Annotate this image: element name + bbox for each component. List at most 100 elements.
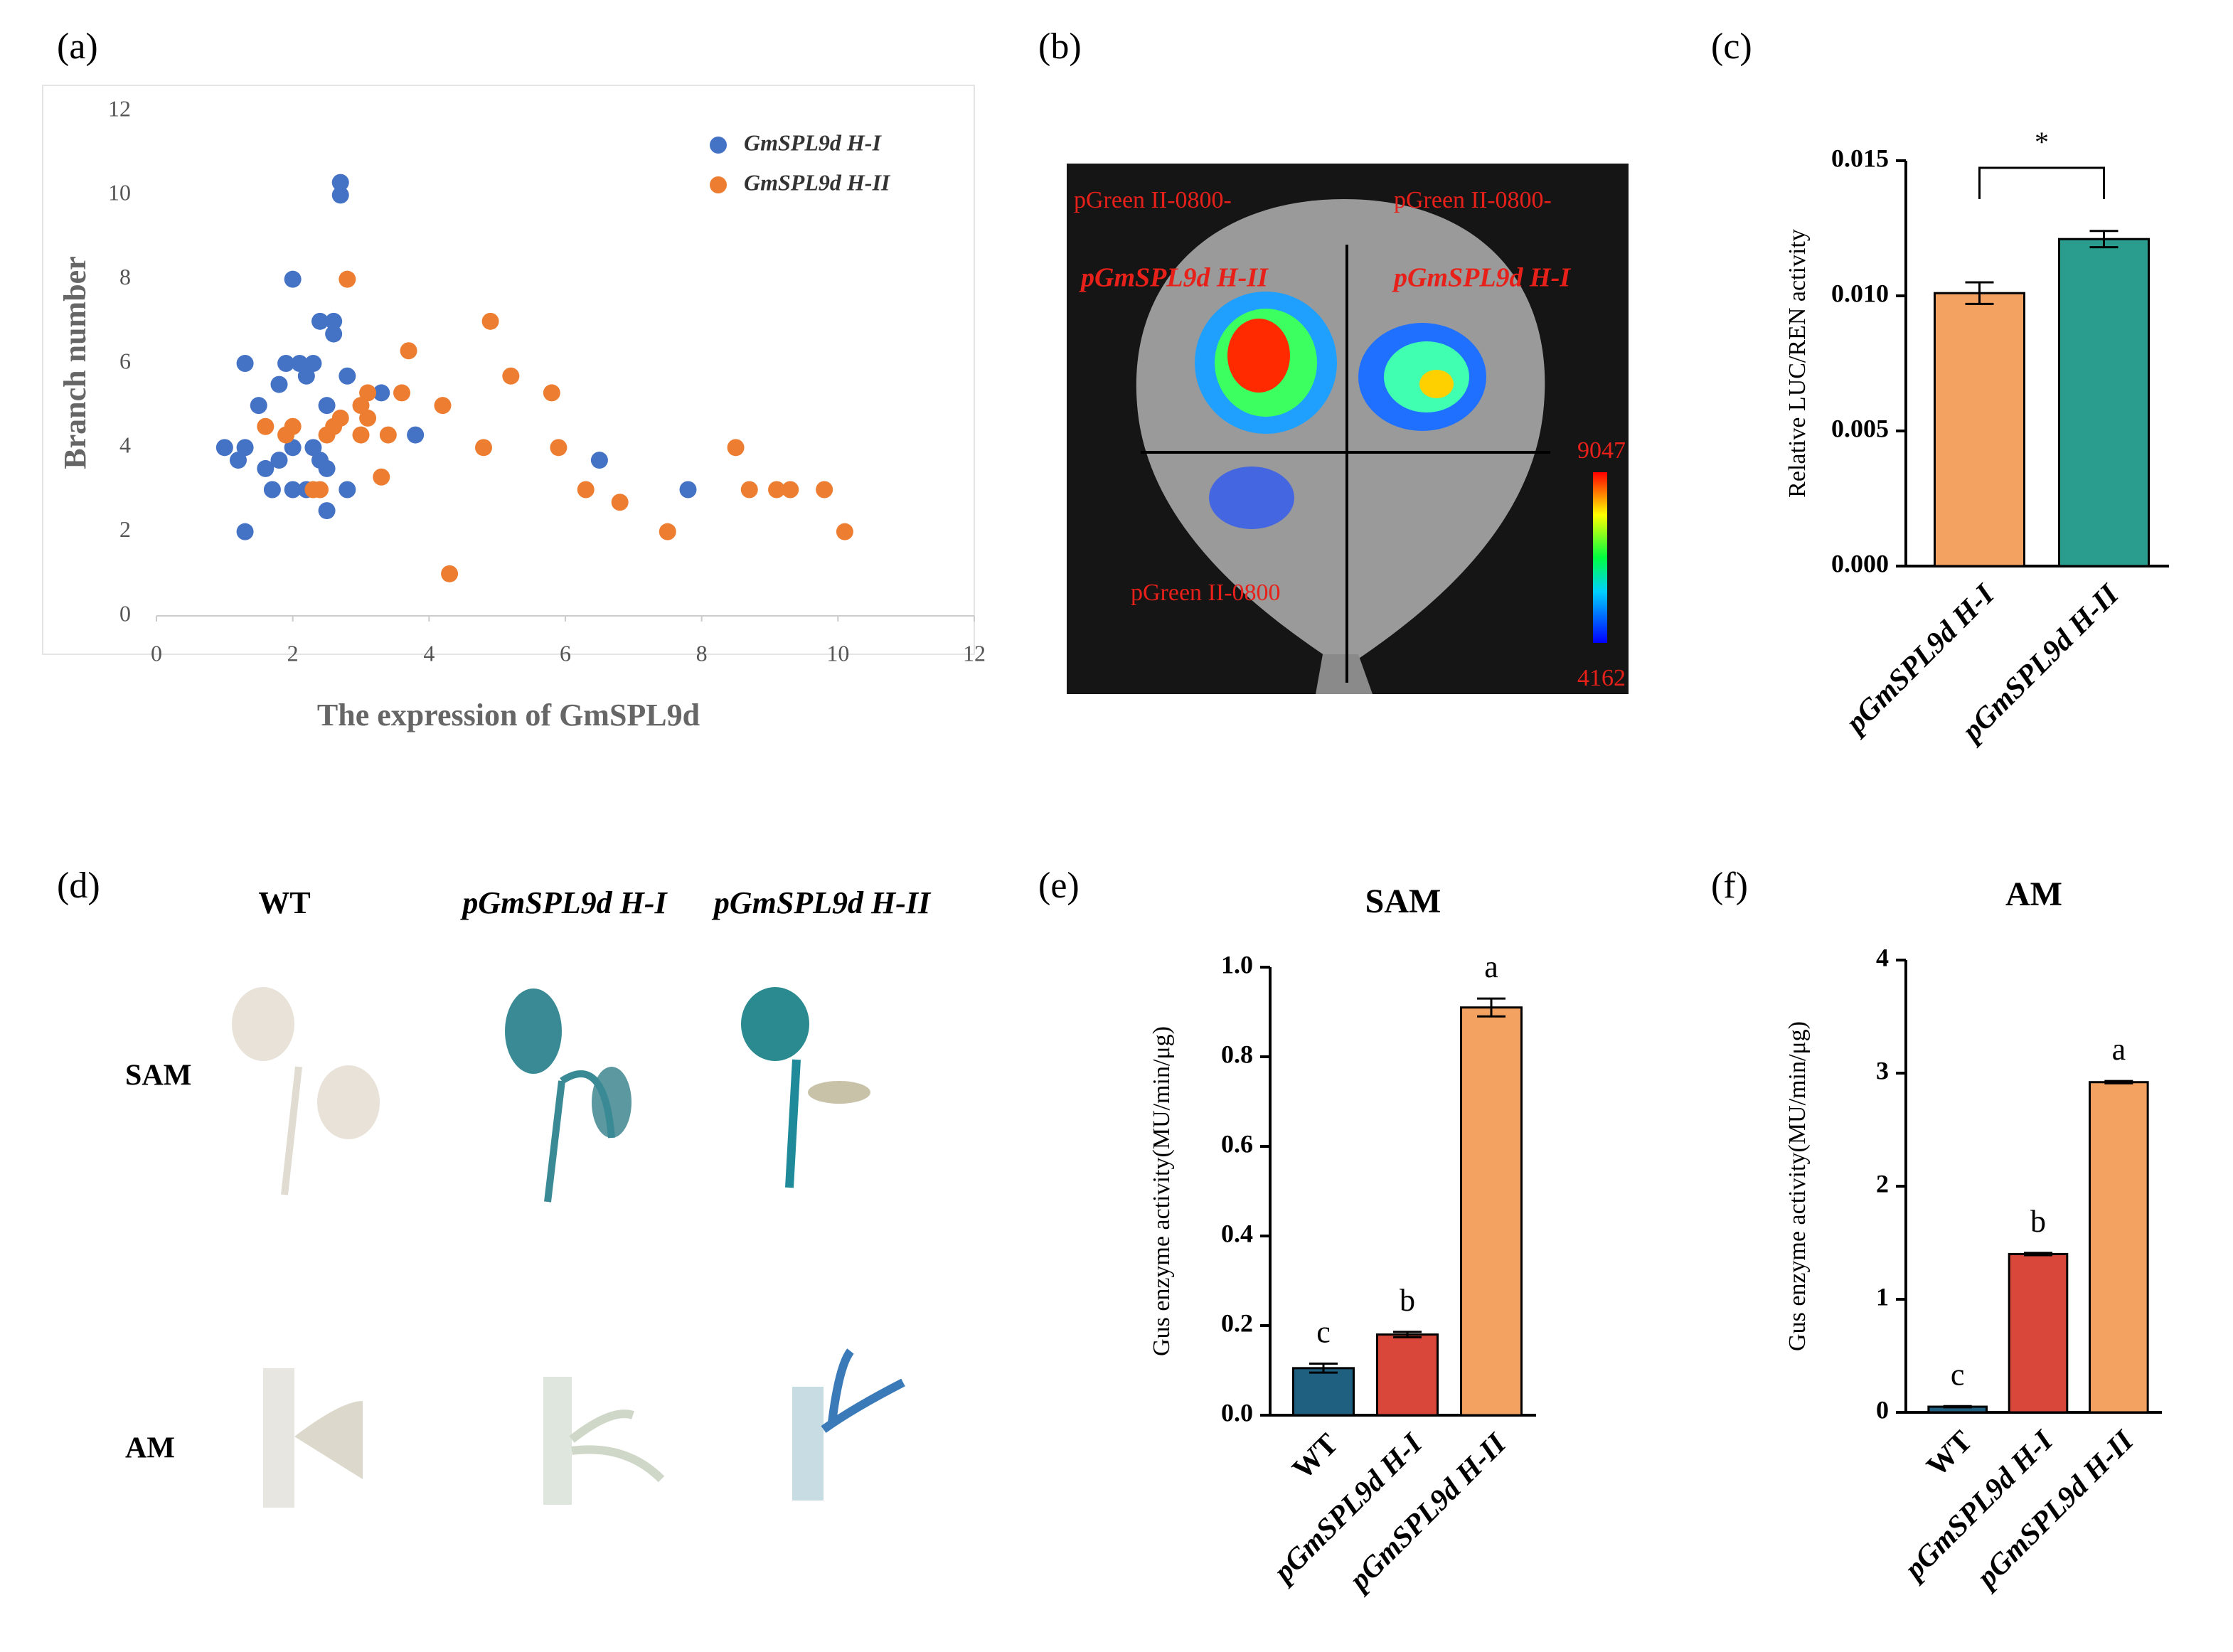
error-bar (1943, 1405, 1972, 1409)
error-bar (1393, 1331, 1422, 1338)
y-tick-label: 8 (119, 264, 131, 289)
x-tick-label: 8 (696, 640, 708, 666)
y-tick-label: 0 (1876, 1395, 1889, 1424)
column-header: pGmSPL9d H-I (459, 885, 668, 920)
significance-bracket (1978, 166, 2105, 199)
bar (2089, 1081, 2149, 1414)
column-header: pGmSPL9d H-II (711, 885, 932, 920)
point (359, 384, 377, 402)
image-text: pGreen II-0800- (1074, 187, 1232, 213)
bar (2008, 1252, 2069, 1414)
point (304, 355, 322, 372)
legend-label: GmSPL9d H-II (744, 169, 891, 195)
point (263, 481, 281, 499)
point (481, 312, 499, 330)
point (277, 355, 295, 372)
x-tick-label: WT (1921, 1424, 1979, 1483)
panel-label: (d) (57, 865, 100, 906)
point (740, 481, 758, 499)
point (379, 426, 397, 444)
error-bar (2089, 230, 2119, 249)
x-tick-label: 2 (287, 640, 299, 666)
point (250, 397, 267, 415)
x-tick-label: WT (1286, 1427, 1345, 1486)
point (270, 375, 288, 393)
point (325, 312, 343, 330)
panel-label: (b) (1038, 26, 1082, 67)
panel-label: (f) (1711, 865, 1748, 906)
x-tick-label: pGmSPL9d H-II (1342, 1427, 1513, 1598)
y-tick-label: 0.005 (1831, 414, 1889, 442)
point (215, 439, 233, 457)
y-tick-label: 12 (108, 95, 131, 121)
point (236, 523, 254, 540)
y-tick-label: 0.2 (1221, 1309, 1253, 1337)
point (284, 270, 302, 288)
image-text: pGmSPL9d H-II (1079, 263, 1269, 293)
y-tick-label: 3 (1876, 1056, 1889, 1085)
error-bar (1309, 1363, 1338, 1374)
legend-marker (710, 176, 727, 193)
point (659, 523, 676, 540)
point (331, 186, 349, 204)
y-tick-label: 0.6 (1221, 1129, 1253, 1158)
x-tick-label: 0 (151, 640, 162, 666)
x-tick-label: 4 (423, 640, 435, 666)
y-tick-label: 1 (1876, 1282, 1889, 1311)
chart-title: AM (2005, 875, 2062, 913)
point (679, 481, 697, 499)
point (836, 523, 853, 540)
point (373, 468, 390, 486)
point (359, 409, 377, 427)
legend-marker (710, 137, 727, 154)
y-tick-label: 0.015 (1831, 144, 1889, 172)
point (331, 409, 349, 427)
point (475, 439, 492, 457)
point (782, 481, 799, 499)
point (284, 481, 302, 499)
error-bar (1965, 281, 1994, 305)
point (311, 481, 329, 499)
point (339, 481, 356, 499)
chart-title: SAM (1365, 883, 1441, 920)
point (611, 494, 629, 511)
leaf-image: pGreen II-0800- pGreen II-0800- pGmSPL9d… (1067, 164, 1629, 694)
panel-label: (e) (1038, 865, 1080, 906)
row-label: SAM (125, 1060, 191, 1092)
y-tick-label: 6 (119, 348, 131, 373)
y-tick-label: 0.4 (1221, 1219, 1253, 1247)
column-header: WT (258, 885, 310, 920)
point (230, 452, 247, 469)
point (236, 355, 254, 372)
bar (1376, 1333, 1439, 1417)
y-axis-label: Gus enzyme activity(MU/min/μg) (1149, 1026, 1175, 1356)
point (311, 312, 329, 330)
point (291, 355, 309, 372)
bar (1934, 292, 2025, 567)
point (393, 384, 410, 402)
error-bar (2024, 1252, 2052, 1257)
point (768, 481, 786, 499)
point (284, 439, 302, 457)
point (257, 459, 275, 477)
significance-letter: c (1951, 1357, 1965, 1392)
point (816, 481, 833, 499)
point (400, 342, 417, 360)
plot-frame (42, 85, 975, 655)
point (318, 459, 336, 477)
significance-letter: a (2112, 1032, 2126, 1067)
significance-letter: a (1484, 949, 1498, 984)
point (270, 452, 288, 469)
y-tick-label: 0.0 (1221, 1398, 1253, 1427)
point (434, 397, 452, 415)
y-tick-label: 0.010 (1831, 279, 1889, 307)
x-tick-label: pGmSPL9d H-I (1266, 1427, 1429, 1590)
row-label: AM (125, 1432, 175, 1465)
image-text: 9047 (1577, 437, 1626, 464)
point (543, 384, 560, 402)
image-text: 4162 (1577, 665, 1626, 691)
point (352, 426, 370, 444)
error-bar (1477, 997, 1505, 1018)
y-tick-label: 0 (119, 600, 131, 626)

_EXERCISE DIRECTIONS_
Each line in the listing where the word "header" is found is to be copied.

_COMPLETED EXERCISE_
column-header: pGmSPL9d H-I (459, 885, 668, 920)
column-header: pGmSPL9d H-II (711, 885, 932, 920)
column-header: WT (258, 885, 310, 920)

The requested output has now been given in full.